▸ **TASK OBJECTIVE**
Work through the material below and count the lines holding the word "dichas"; give that count and nothing more.

###

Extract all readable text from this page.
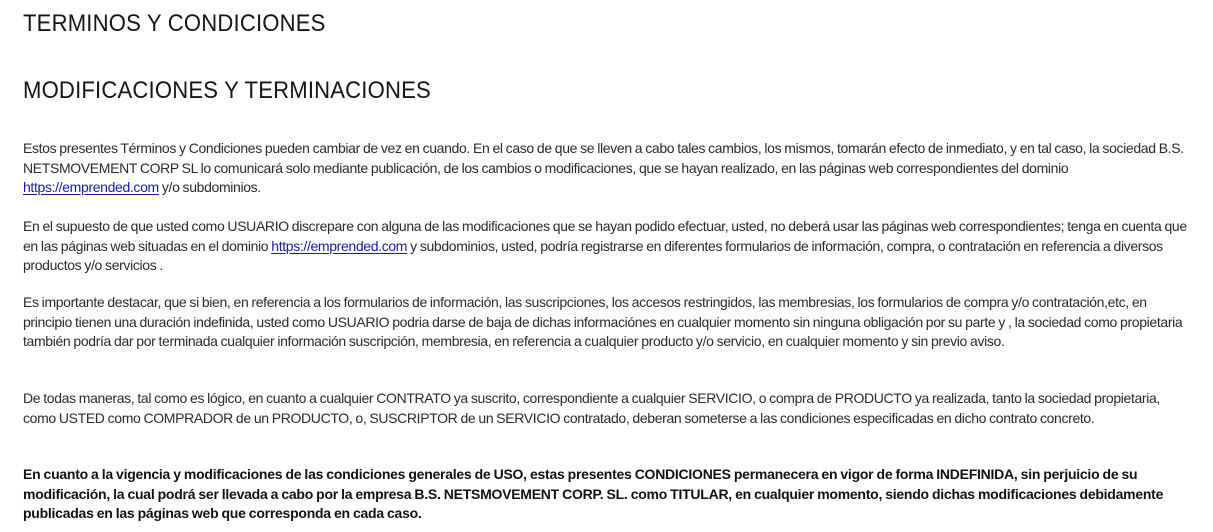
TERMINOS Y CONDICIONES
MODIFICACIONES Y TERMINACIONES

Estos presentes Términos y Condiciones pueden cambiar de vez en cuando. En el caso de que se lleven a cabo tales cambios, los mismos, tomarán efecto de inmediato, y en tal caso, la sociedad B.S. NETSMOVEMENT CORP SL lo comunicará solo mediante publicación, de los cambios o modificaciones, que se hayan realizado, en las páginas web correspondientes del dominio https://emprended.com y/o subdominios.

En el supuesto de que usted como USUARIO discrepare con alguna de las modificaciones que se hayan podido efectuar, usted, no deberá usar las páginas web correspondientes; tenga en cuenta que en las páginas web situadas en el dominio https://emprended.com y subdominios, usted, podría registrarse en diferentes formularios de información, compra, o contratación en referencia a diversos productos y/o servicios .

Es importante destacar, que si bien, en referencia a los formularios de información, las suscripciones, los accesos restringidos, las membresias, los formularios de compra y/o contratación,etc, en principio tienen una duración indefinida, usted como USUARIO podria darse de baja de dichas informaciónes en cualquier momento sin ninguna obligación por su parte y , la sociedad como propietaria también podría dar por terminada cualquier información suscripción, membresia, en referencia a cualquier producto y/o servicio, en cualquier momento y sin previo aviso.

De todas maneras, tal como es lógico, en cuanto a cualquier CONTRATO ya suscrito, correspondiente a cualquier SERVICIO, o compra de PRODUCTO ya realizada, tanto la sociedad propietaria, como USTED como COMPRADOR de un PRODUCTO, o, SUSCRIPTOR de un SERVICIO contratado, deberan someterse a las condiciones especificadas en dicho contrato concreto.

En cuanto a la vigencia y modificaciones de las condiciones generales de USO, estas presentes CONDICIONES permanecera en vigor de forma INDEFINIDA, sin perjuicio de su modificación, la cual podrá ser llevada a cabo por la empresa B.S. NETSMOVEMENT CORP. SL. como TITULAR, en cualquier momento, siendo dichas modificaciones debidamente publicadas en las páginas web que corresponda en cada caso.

###

▸ **REPLY**
2